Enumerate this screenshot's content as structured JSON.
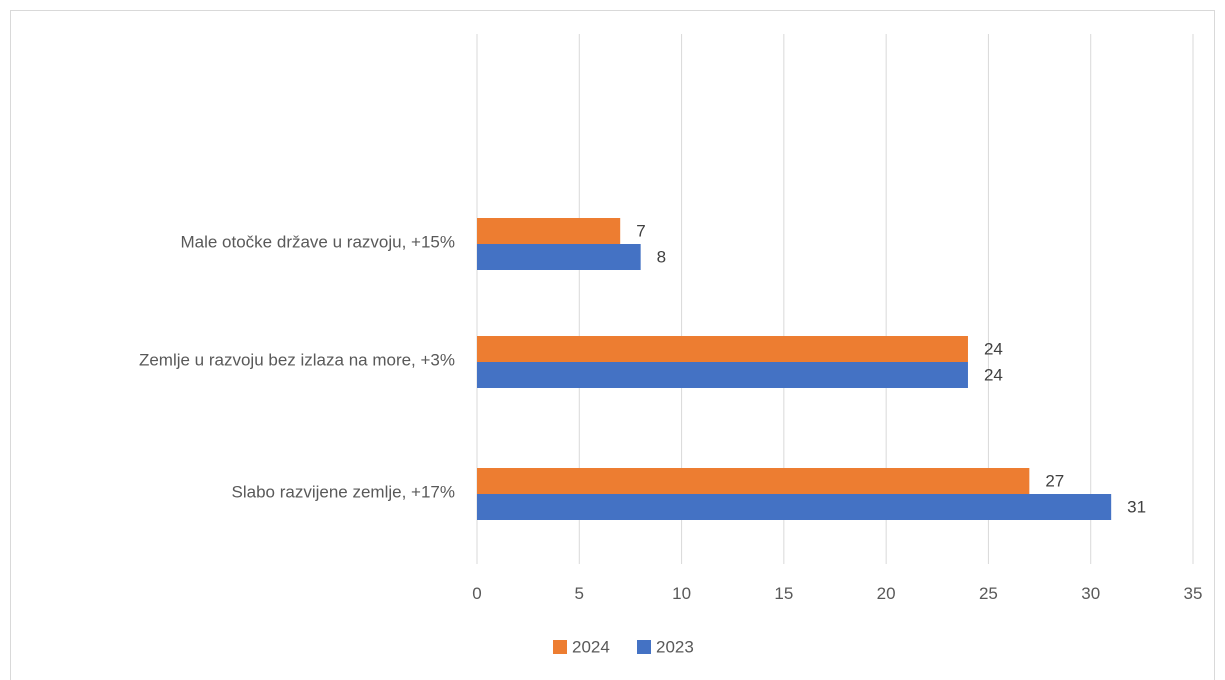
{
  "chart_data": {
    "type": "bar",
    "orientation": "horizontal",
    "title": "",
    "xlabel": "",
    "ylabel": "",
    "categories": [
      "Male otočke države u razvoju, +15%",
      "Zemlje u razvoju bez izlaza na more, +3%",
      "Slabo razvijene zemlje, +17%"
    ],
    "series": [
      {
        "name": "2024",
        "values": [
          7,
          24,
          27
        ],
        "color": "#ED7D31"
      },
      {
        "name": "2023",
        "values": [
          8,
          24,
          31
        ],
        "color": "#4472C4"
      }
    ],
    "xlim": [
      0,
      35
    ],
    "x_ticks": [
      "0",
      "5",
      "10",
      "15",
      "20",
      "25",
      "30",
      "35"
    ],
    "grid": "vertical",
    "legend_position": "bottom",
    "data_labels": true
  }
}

* * *

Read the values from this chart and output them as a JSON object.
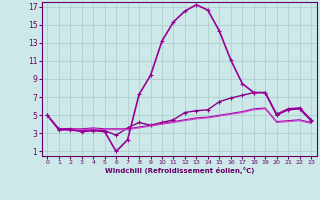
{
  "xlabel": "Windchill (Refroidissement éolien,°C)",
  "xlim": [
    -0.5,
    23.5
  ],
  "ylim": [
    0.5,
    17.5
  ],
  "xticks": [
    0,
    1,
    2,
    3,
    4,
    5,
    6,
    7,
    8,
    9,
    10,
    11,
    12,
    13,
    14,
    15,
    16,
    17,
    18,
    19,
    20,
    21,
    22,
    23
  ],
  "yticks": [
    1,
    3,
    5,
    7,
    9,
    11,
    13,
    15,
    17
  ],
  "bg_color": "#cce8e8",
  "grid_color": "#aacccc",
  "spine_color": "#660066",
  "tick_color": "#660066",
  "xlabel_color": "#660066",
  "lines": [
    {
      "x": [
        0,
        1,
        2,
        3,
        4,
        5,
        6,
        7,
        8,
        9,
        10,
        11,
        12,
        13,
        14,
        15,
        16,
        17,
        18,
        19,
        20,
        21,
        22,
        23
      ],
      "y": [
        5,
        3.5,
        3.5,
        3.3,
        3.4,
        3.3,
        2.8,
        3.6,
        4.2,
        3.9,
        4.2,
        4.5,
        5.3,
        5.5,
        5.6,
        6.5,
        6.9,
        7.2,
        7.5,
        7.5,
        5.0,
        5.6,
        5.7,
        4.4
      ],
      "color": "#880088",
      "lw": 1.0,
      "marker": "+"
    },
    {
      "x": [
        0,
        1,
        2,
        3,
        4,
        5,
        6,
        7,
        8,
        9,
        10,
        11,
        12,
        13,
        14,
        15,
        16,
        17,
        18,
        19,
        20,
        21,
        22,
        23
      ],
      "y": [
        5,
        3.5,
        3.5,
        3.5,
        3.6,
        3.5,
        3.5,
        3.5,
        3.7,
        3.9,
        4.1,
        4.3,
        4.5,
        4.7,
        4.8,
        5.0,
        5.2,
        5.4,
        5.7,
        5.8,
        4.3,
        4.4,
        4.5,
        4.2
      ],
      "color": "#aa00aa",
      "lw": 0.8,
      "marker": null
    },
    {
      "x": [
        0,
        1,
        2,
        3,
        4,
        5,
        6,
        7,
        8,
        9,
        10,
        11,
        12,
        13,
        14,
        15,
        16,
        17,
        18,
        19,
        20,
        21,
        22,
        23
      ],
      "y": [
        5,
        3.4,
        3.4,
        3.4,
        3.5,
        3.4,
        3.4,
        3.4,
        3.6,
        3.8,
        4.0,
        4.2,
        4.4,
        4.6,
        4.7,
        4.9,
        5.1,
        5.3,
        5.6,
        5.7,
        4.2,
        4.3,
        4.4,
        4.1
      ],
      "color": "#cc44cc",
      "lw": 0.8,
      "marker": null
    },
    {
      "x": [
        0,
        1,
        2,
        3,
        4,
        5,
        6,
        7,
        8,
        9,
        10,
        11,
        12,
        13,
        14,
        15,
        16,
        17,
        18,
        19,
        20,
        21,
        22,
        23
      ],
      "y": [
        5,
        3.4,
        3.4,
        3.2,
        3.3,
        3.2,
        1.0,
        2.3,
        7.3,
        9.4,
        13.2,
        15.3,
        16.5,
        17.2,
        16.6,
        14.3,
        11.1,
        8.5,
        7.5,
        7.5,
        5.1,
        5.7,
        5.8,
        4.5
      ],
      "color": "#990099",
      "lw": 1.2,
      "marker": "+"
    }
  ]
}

**TASK TO CARRY OUT**
Above are the entries; count how many of their lines contain the word "this" and give only that number.

**TASK RESPONSE**
2